Gather all lines in the entries that include the word "Bluetooth".

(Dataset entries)
= = = =
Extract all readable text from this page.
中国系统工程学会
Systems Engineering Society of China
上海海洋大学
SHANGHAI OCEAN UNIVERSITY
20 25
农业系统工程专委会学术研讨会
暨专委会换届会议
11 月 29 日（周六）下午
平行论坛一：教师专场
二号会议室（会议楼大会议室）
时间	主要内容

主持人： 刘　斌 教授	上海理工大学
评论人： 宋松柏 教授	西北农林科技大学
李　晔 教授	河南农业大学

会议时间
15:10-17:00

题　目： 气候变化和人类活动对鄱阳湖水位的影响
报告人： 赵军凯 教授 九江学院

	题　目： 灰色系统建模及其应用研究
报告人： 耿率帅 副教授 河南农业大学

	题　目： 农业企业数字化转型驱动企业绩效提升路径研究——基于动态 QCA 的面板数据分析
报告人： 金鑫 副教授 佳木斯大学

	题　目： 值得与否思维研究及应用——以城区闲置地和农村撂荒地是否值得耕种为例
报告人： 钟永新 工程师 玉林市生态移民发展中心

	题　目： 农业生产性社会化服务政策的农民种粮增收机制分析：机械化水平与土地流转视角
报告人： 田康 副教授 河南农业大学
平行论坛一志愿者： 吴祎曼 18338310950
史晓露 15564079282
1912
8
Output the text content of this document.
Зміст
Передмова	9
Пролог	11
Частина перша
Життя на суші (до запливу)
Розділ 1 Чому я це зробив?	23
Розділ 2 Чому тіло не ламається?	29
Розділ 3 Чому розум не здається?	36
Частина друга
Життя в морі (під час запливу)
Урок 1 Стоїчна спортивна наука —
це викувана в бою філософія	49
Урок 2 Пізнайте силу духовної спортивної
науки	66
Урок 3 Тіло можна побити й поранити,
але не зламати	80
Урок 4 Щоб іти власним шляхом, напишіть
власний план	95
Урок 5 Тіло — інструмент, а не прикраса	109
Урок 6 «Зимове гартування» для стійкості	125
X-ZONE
= = = =
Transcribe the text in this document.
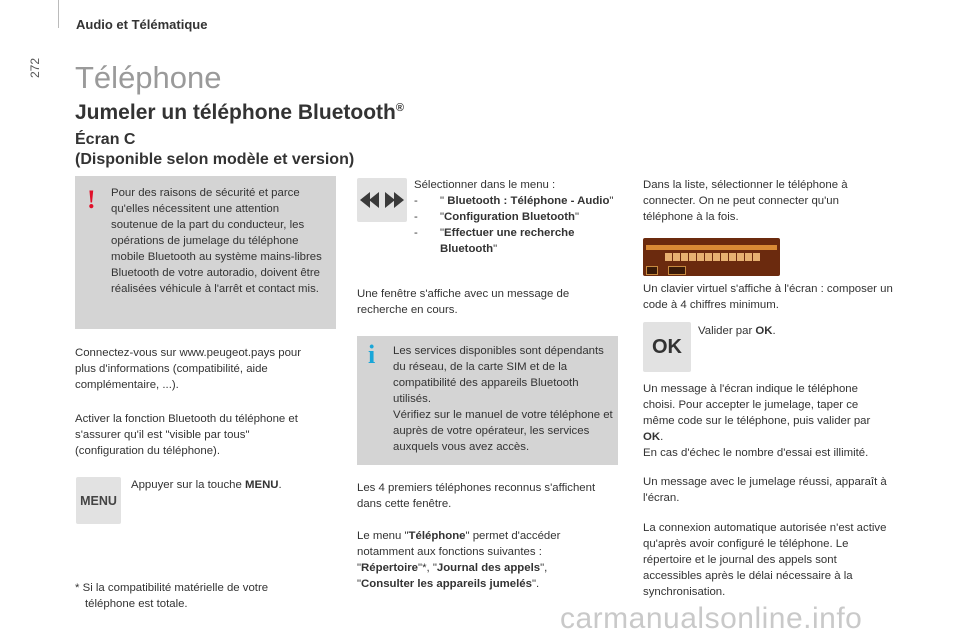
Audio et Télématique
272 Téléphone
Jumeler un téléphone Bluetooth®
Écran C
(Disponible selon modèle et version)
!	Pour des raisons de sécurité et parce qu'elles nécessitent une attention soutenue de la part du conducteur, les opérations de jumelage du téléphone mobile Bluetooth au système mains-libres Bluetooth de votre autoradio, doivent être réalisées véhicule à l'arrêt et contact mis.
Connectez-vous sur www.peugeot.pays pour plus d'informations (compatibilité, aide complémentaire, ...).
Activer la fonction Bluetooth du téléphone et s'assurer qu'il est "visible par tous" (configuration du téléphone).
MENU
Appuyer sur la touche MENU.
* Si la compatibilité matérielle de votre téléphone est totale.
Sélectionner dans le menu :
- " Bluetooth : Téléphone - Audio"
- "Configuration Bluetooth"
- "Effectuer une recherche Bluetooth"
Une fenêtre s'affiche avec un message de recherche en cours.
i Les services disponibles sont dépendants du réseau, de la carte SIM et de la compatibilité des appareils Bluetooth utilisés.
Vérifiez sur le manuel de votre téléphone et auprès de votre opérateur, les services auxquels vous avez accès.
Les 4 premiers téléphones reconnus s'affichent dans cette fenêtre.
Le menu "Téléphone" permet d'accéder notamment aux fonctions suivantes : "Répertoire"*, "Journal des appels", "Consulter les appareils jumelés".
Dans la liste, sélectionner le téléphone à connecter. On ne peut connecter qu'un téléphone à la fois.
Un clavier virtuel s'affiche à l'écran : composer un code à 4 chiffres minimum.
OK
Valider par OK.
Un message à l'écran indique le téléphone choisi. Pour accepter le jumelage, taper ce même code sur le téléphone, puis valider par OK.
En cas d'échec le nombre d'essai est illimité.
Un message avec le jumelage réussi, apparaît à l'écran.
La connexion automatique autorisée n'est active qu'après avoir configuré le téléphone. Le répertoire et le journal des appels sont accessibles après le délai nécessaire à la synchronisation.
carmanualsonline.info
= = = =
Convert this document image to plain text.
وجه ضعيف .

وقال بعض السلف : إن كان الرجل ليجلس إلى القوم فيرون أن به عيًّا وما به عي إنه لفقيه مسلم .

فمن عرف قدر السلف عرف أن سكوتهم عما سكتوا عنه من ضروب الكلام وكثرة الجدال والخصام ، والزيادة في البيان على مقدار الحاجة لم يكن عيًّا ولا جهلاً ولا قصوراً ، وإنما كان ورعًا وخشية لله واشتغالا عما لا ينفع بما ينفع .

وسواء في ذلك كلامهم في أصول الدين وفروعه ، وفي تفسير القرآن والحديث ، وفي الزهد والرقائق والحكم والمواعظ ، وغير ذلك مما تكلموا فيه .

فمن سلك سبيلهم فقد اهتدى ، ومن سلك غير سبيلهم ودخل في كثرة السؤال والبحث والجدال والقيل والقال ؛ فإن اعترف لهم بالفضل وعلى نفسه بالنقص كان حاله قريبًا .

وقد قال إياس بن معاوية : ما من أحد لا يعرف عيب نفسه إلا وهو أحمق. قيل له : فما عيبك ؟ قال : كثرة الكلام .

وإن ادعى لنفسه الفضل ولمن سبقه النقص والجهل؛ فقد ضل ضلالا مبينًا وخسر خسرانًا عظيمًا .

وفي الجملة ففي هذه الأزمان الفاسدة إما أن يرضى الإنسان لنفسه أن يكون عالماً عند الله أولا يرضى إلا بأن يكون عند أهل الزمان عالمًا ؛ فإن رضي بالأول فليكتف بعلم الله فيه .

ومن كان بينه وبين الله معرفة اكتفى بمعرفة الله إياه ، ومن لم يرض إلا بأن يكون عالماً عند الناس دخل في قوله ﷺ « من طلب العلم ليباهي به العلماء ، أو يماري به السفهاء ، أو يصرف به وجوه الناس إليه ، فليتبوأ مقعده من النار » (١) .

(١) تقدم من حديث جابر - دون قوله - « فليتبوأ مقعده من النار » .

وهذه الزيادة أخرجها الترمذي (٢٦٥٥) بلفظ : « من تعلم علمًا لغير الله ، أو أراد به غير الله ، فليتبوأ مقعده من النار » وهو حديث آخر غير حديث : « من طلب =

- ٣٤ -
= = = =
**ANSWER TO THE TASK:**
Jumeler un téléphone Bluetooth®
!	Pour des raisons de sécurité et parce qu'elles nécessitent une attention soutenue de la part du conducteur, les opérations de jumelage du téléphone mobile Bluetooth au système mains-libres Bluetooth de votre autoradio, doivent être réalisées véhicule à l'arrêt et contact mis.
Activer la fonction Bluetooth du téléphone et s'assurer qu'il est "visible par tous" (configuration du téléphone).
- " Bluetooth : Téléphone - Audio"
- "Configuration Bluetooth"
- "Effectuer une recherche Bluetooth"
i Les services disponibles sont dépendants du réseau, de la carte SIM et de la compatibilité des appareils Bluetooth utilisés.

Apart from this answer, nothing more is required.